*** Extracted records

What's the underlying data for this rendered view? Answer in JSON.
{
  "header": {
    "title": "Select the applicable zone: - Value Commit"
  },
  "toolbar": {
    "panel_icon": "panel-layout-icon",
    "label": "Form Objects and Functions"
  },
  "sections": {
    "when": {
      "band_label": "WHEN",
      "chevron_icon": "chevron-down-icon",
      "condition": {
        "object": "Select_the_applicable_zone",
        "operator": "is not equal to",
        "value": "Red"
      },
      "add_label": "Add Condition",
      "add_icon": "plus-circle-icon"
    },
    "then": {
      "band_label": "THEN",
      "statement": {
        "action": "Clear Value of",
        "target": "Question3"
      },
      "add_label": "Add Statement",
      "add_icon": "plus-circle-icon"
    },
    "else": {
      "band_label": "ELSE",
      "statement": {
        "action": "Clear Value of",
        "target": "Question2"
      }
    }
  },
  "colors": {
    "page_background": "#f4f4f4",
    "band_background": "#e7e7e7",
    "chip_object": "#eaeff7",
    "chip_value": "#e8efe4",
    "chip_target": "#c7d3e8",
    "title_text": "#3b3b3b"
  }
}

******

▸ Problem requirements
Transcribe the material above word for word.

▸ Result of the exercise
What's the underlying data for this rendered view? Answer in JSON.
{
  "header": {
    "title": "Select the applicable zone: - Value Commit"
  },
  "toolbar": {
    "panel_icon": "panel-layout-icon",
    "label": "Form Objects and Functions"
  },
  "sections": {
    "when": {
      "band_label": "WHEN",
      "chevron_icon": "chevron-down-icon",
      "condition": {
        "object": "Select_the_applicable_zone",
        "operator": "is not equal to",
        "value": "Red"
      },
      "add_label": "Add Condition",
      "add_icon": "plus-circle-icon"
    },
    "then": {
      "band_label": "THEN",
      "statement": {
        "action": "Clear Value of",
        "target": "Question3"
      },
      "add_label": "Add Statement",
      "add_icon": "plus-circle-icon"
    },
    "else": {
      "band_label": "ELSE",
      "statement": {
        "action": "Clear Value of",
        "target": "Question2"
      }
    }
  },
  "colors": {
    "page_background": "#f4f4f4",
    "band_background": "#e7e7e7",
    "chip_object": "#eaeff7",
    "chip_value": "#e8efe4",
    "chip_target": "#c7d3e8",
    "title_text": "#3b3b3b"
  }
}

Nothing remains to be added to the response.